Alıştırma Yönergeleri.
**a.** Söyleşi alıntısını iki cümleyle özetleyin.
**b.** Söyleşi alıntısında geçen bütün özel adları sıralayın.

Seçilmiş Bölüm.
----------------------------------------

Kemal Aydoğan: Muhafazakar kafadaki bir mimarın klasik sahne anlayışı baskısından kurtulduk burada. Burada Oyun Atölyesi'nin muhafazakarlığından değil mimarın muhafazakarlığından bahsediyoruz. Burası tiyatro yapma pratiğimizi geliştirmemizi sağladı. Ama aslında şu an duvarların arasında yaptığımız bu tiyatro bizi klostrofobik bir tiyatro yapma biçimine götürüyor. Fiziksel olarak bir duvar fikrini yıkabileceğimiz ya da aşabileceğimiz bir tiyatro anlayışı geliştiriyoruz kafamızda. Ben kendi adıma duvarsız bir tiyatroya ihtiyaç duyuyorum. İnsanlık bu zamanda bu kadar çok sınır ve duvarlarla uğraşıyorken dünyada, en azından tiyatroda bunu nasıl aşabiliriz düşüncesi dolaşıyor kafamda.

Kadıköy’de Moda Sahnesi’nden sonra birçok irili ufaklı sahne açıldı. Bu konuda öncü bir tiyatrosunuz. Sizden sonra bu kadar çok tiyatro sahnesinin açılmasını neye bağlıyorsunuz?

----------------------------------------

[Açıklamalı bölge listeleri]
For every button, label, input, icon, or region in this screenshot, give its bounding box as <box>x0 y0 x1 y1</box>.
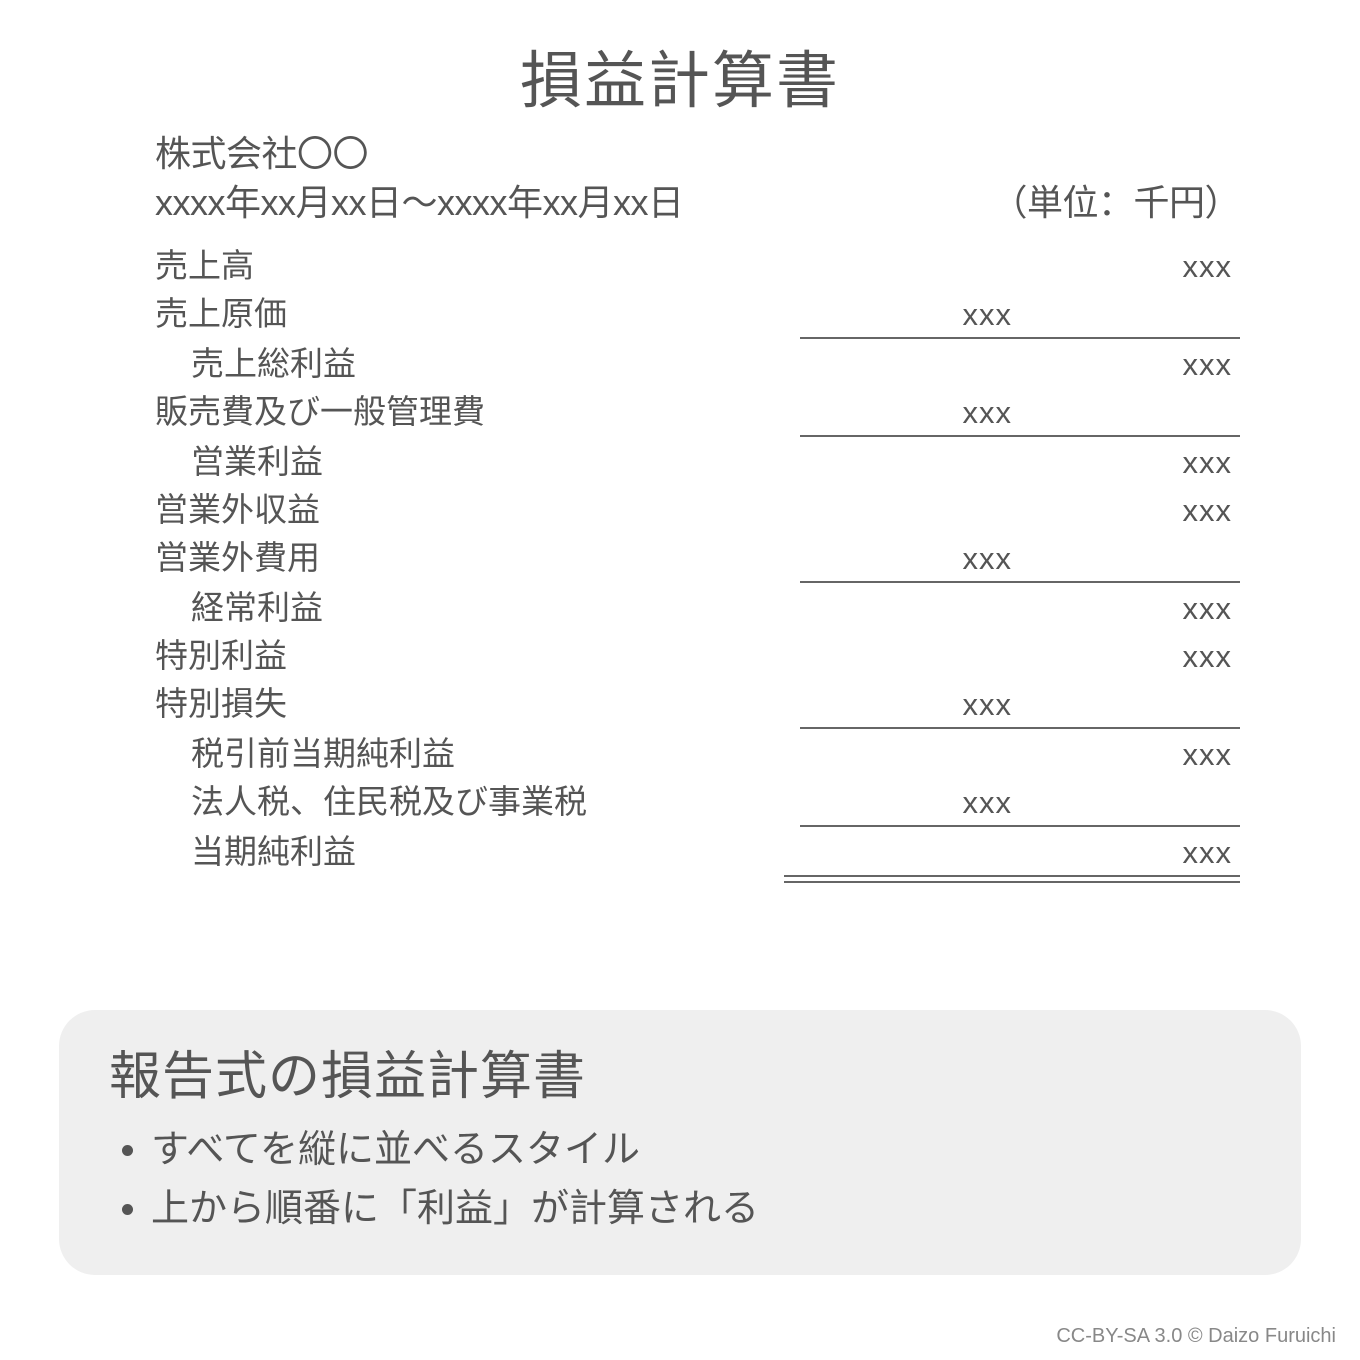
row-value-outer: xxx <box>1020 493 1240 526</box>
table-row: 売上総利益 xxx <box>155 339 1240 387</box>
unit-text: （単位：千円） <box>991 179 1240 228</box>
row-value-outer: xxx <box>1020 347 1240 380</box>
table-row: 法人税、住民税及び事業税xxx <box>155 777 1240 825</box>
row-label: 経常利益 <box>155 591 800 624</box>
note-box: 報告式の損益計算書 すべてを縦に並べるスタイル 上から順番に「利益」が計算される <box>59 1010 1301 1275</box>
row-label: 売上高 <box>155 249 800 282</box>
note-title: 報告式の損益計算書 <box>109 1034 1251 1109</box>
row-value-inner: xxx <box>800 395 1020 428</box>
table-row: 経常利益 xxx <box>155 583 1240 631</box>
row-value-inner: xxx <box>800 687 1020 720</box>
row-label: 販売費及び一般管理費 <box>155 395 800 428</box>
note-list: すべてを縦に並べるスタイル 上から順番に「利益」が計算される <box>109 1121 1251 1239</box>
row-label: 特別損失 <box>155 687 800 720</box>
row-value-outer: xxx <box>1020 639 1240 672</box>
table-row: 当期純利益 xxx <box>155 827 1240 875</box>
table-row: 特別利益 xxx <box>155 631 1240 679</box>
row-label: 特別利益 <box>155 639 800 672</box>
period-text: xxxx年xx月xx日～xxxx年xx月xx日 <box>155 179 684 228</box>
table-row: 売上原価xxx <box>155 289 1240 337</box>
row-label: 営業利益 <box>155 445 800 478</box>
credit-text: CC-BY-SA 3.0 © Daizo Furuichi <box>1056 1325 1336 1348</box>
document-header: 株式会社〇〇 xxxx年xx月xx日～xxxx年xx月xx日 （単位：千円） <box>0 130 1360 227</box>
table-row: 営業外収益 xxx <box>155 485 1240 533</box>
company-name: 株式会社〇〇 <box>155 130 1240 179</box>
row-value-inner: xxx <box>800 541 1020 574</box>
page-title: 損益計算書 <box>0 0 1360 130</box>
table-row: 特別損失xxx <box>155 679 1240 727</box>
row-label: 売上総利益 <box>155 347 800 380</box>
row-label: 売上原価 <box>155 297 800 330</box>
row-label: 当期純利益 <box>155 835 800 868</box>
row-value-outer: xxx <box>1020 591 1240 624</box>
row-value-inner: xxx <box>800 297 1020 330</box>
row-value-outer: xxx <box>1020 835 1240 868</box>
row-label: 法人税、住民税及び事業税 <box>155 785 800 818</box>
table-row: 販売費及び一般管理費xxx <box>155 387 1240 435</box>
row-label: 営業外収益 <box>155 493 800 526</box>
row-value-outer: xxx <box>1020 249 1240 282</box>
page: 損益計算書 株式会社〇〇 xxxx年xx月xx日～xxxx年xx月xx日 （単位… <box>0 0 1360 1360</box>
table-row: 税引前当期純利益 xxx <box>155 729 1240 777</box>
table-row: 売上高 xxx <box>155 241 1240 289</box>
row-value-inner: xxx <box>800 785 1020 818</box>
row-label: 営業外費用 <box>155 541 800 574</box>
row-value-outer: xxx <box>1020 445 1240 478</box>
table-row: 営業利益 xxx <box>155 437 1240 485</box>
income-statement-table: 売上高xxx売上原価xxx売上総利益xxx販売費及び一般管理費xxx営業利益xx… <box>0 227 1360 883</box>
row-label: 税引前当期純利益 <box>155 737 800 770</box>
table-row: 営業外費用xxx <box>155 533 1240 581</box>
double-rule-line <box>155 875 1240 883</box>
row-value-outer: xxx <box>1020 737 1240 770</box>
note-item: すべてを縦に並べるスタイル <box>151 1121 1251 1180</box>
note-item: 上から順番に「利益」が計算される <box>151 1180 1251 1239</box>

----------------------------------------

Görevlere Göre Cevaplar.
**a.** Kemal Aydoğan, bu mekânda muhafazakâr kafalı bir mimarın klasik sahne anlayışının baskısından kurtulduklarını ve mekânın tiyatro yapma pratiklerini geliştirdiğini, ama duvarlar arasında yaptıkları tiyatronun onları klostrofobik bir biçime götürdüğünü söylüyor. Kendi adına duvarsız bir tiyatroya ihtiyaç duyduğunu ve insanlık bu kadar çok sınır ve duvarla uğraşırken en azından tiyatroda bunun nasıl aşılabileceğini düşündüğünü belirtiyor.

**b.** Kemal Aydoğan, Oyun Atölyesi, Kadıköy, Moda Sahnesi